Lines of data
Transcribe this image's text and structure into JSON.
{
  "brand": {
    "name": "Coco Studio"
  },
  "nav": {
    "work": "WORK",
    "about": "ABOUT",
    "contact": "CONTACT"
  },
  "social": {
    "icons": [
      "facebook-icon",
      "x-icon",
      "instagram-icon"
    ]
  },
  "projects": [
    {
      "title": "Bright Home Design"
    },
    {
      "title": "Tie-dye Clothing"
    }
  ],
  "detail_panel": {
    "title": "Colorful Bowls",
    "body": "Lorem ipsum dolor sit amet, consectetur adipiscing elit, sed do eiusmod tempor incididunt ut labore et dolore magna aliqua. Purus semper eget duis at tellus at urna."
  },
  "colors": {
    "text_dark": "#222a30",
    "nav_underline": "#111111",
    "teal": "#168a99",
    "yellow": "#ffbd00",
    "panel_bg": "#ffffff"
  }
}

_Your goal_. Quote each line above in full, word for word.

_Solution for this exercise_.
Transcribe this image's text and structure into JSON.
{
  "brand": {
    "name": "Coco Studio"
  },
  "nav": {
    "work": "WORK",
    "about": "ABOUT",
    "contact": "CONTACT"
  },
  "social": {
    "icons": [
      "facebook-icon",
      "x-icon",
      "instagram-icon"
    ]
  },
  "projects": [
    {
      "title": "Bright Home Design"
    },
    {
      "title": "Tie-dye Clothing"
    }
  ],
  "detail_panel": {
    "title": "Colorful Bowls",
    "body": "Lorem ipsum dolor sit amet, consectetur adipiscing elit, sed do eiusmod tempor incididunt ut labore et dolore magna aliqua. Purus semper eget duis at tellus at urna."
  },
  "colors": {
    "text_dark": "#222a30",
    "nav_underline": "#111111",
    "teal": "#168a99",
    "yellow": "#ffbd00",
    "panel_bg": "#ffffff"
  }
}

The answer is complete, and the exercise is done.